## WRITTEN REQUEST
Gather, from the data below, each line in which the word "Venderflow" occurs.

***** EXCERPTED DATA *****

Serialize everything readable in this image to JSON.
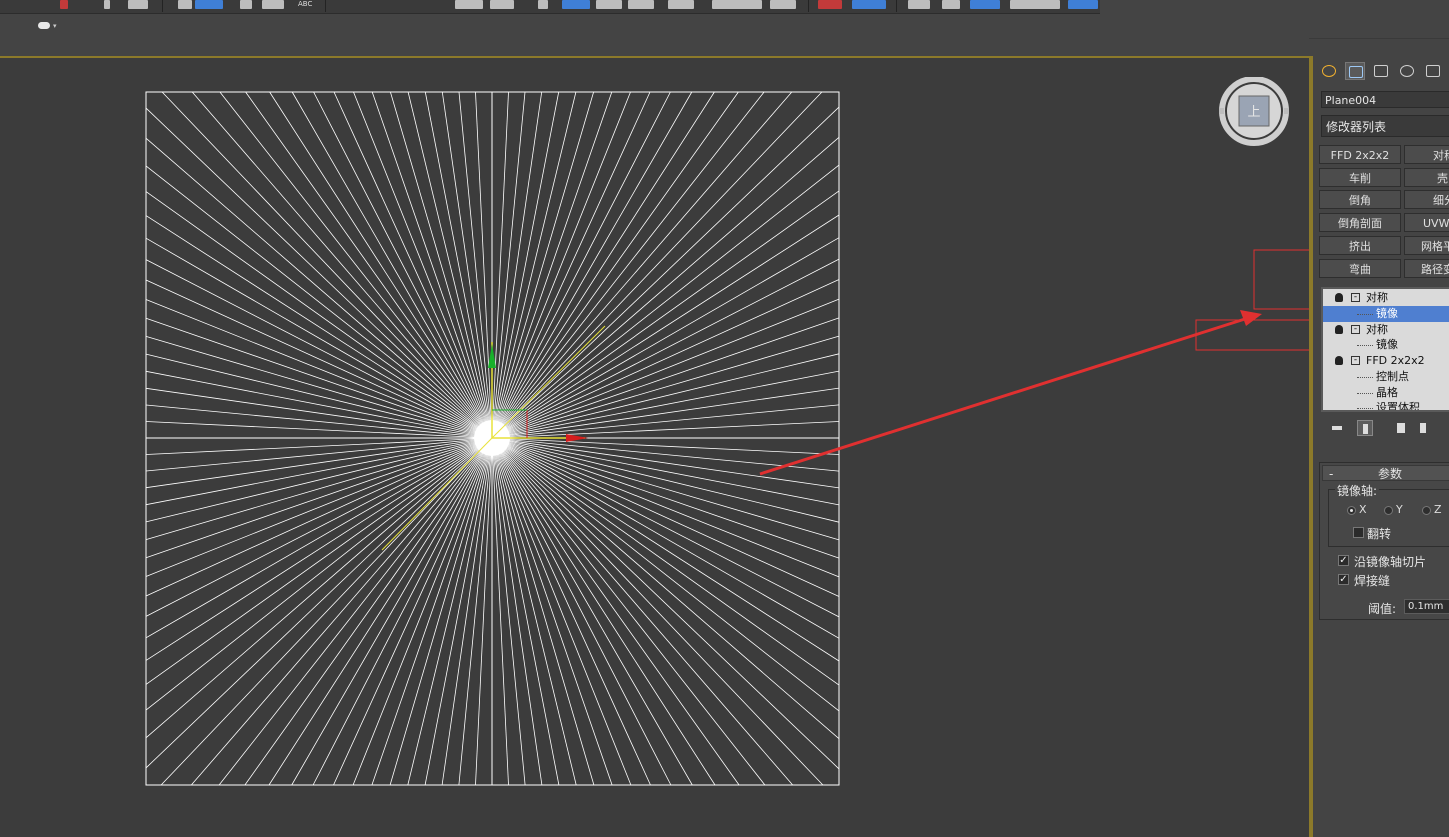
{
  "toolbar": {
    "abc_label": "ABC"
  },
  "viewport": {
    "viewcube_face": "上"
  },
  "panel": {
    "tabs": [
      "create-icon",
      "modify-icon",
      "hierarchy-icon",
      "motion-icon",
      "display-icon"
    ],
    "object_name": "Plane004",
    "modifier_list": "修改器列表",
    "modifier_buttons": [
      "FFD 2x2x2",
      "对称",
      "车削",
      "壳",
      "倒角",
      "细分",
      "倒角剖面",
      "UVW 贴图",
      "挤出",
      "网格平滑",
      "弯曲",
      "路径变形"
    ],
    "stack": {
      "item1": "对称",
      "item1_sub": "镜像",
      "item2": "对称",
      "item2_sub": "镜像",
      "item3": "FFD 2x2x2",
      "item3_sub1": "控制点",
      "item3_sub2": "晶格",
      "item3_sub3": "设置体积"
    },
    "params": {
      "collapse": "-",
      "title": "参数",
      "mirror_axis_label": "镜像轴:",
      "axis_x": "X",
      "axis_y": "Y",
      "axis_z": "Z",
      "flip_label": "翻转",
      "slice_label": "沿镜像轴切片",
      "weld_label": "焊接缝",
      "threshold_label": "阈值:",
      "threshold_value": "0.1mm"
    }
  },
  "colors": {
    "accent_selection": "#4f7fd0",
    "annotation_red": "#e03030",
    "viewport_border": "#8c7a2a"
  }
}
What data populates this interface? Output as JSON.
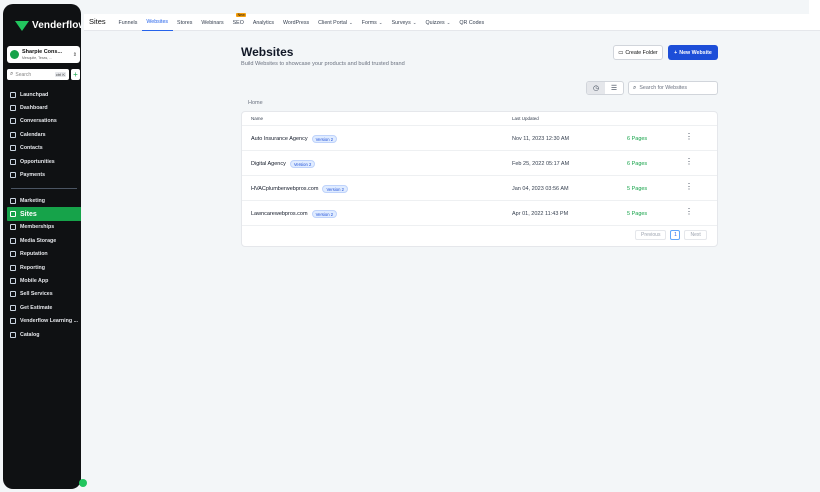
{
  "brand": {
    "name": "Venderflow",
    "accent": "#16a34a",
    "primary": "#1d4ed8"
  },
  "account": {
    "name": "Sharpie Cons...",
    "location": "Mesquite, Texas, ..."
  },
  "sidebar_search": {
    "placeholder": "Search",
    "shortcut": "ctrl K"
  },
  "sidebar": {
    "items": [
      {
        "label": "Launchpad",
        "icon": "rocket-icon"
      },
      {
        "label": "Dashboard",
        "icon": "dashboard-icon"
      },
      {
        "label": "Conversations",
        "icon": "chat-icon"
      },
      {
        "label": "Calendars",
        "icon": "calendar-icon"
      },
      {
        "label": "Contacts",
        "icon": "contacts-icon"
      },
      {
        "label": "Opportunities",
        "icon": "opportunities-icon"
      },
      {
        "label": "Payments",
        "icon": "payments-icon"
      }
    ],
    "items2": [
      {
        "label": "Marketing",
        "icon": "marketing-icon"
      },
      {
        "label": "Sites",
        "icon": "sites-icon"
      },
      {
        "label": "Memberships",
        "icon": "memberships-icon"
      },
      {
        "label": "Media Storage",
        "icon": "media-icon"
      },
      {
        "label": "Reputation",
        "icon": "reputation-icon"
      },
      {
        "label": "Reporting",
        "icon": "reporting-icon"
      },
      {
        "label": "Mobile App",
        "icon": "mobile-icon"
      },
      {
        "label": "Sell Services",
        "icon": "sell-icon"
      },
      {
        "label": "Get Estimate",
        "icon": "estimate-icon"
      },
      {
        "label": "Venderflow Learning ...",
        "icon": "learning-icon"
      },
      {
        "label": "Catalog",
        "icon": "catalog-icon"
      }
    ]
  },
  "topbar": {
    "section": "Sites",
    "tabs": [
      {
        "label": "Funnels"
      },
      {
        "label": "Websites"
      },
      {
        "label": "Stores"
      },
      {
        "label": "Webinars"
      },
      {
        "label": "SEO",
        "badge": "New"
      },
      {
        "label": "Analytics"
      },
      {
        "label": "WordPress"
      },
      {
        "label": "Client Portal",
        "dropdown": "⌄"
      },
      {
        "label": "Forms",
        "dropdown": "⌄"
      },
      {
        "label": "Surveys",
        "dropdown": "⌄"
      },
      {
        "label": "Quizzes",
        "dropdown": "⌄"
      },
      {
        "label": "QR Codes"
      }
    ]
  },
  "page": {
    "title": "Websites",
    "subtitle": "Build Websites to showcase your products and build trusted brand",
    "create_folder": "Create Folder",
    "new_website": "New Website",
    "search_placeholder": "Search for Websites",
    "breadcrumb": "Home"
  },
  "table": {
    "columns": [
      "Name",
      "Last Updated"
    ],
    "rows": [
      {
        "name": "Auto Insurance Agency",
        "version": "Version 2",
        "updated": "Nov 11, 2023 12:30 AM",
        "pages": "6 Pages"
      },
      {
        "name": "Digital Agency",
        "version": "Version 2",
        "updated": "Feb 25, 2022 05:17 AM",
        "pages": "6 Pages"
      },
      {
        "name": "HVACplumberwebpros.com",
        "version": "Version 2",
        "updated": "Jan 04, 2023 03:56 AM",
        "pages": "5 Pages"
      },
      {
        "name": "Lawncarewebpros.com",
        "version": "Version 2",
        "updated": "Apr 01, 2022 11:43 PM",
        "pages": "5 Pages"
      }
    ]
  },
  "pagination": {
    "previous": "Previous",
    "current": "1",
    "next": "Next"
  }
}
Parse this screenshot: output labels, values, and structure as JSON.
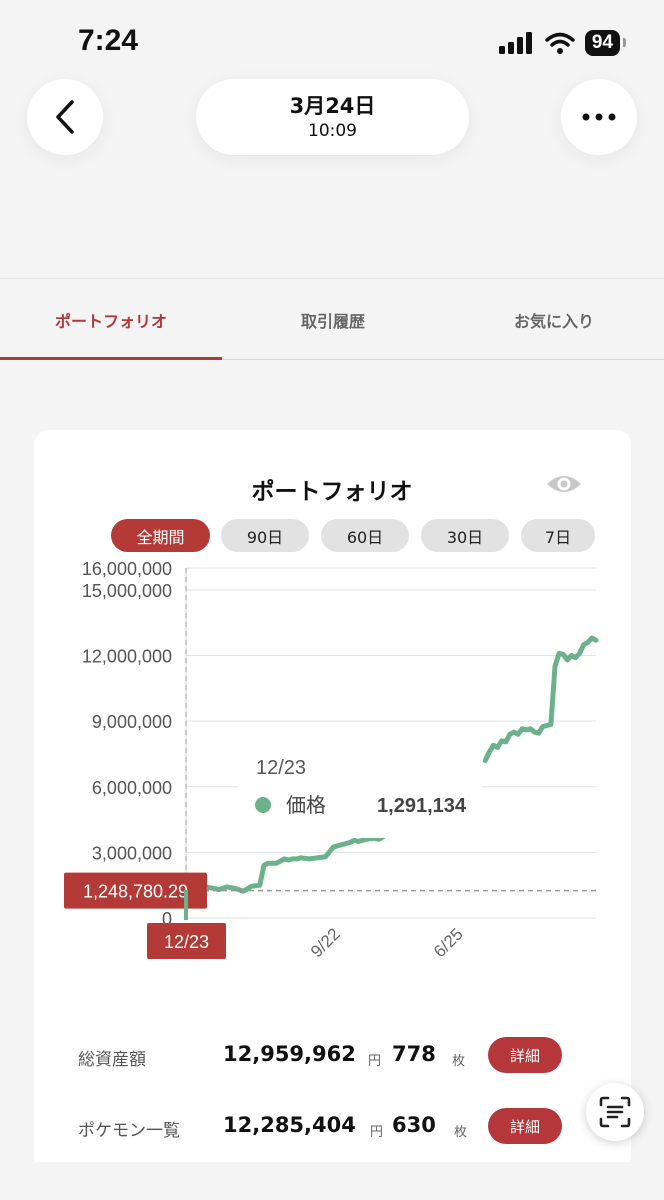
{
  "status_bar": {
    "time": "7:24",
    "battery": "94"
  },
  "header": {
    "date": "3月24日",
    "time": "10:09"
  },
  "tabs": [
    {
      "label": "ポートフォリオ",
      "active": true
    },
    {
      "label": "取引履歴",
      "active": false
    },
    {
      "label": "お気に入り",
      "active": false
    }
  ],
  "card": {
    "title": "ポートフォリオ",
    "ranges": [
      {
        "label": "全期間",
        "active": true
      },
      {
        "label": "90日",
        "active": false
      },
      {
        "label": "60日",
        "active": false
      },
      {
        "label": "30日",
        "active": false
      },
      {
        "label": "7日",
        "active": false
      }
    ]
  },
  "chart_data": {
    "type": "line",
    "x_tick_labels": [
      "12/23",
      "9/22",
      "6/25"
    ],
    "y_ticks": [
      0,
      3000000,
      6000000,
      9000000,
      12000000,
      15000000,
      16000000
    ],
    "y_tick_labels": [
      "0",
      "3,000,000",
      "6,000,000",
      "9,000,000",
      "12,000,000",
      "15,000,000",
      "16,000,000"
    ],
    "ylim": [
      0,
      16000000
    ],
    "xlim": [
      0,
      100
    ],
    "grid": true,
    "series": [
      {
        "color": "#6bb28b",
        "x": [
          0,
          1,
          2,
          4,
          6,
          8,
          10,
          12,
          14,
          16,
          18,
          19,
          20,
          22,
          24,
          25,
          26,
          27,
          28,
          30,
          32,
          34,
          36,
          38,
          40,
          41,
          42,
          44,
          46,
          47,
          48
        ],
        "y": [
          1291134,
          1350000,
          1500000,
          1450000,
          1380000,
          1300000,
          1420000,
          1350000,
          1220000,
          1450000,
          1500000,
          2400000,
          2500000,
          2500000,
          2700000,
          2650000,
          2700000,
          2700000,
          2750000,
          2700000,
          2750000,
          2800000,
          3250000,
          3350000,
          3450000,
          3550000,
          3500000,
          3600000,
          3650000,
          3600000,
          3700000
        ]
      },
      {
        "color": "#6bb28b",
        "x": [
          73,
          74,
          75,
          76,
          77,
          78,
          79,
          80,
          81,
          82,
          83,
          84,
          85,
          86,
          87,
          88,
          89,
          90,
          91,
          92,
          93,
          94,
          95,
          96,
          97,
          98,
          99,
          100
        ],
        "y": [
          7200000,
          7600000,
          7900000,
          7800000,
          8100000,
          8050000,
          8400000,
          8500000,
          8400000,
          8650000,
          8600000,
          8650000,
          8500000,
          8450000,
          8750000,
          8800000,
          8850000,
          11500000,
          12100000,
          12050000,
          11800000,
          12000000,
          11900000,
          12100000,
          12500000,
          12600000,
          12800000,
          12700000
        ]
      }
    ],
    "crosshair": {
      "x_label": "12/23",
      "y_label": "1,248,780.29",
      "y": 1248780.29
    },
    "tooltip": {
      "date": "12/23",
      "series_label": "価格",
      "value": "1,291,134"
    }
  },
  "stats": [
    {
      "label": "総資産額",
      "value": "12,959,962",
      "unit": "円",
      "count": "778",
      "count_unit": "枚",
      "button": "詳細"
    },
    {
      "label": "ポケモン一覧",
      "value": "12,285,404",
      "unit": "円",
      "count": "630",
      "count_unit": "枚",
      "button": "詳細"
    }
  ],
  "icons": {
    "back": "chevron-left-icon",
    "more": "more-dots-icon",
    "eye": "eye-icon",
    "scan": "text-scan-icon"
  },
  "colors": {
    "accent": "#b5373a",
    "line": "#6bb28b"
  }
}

*****

## THE COMPLETED TASK
    "name": "Venderflow",
        "label": "Venderflow Learning ...",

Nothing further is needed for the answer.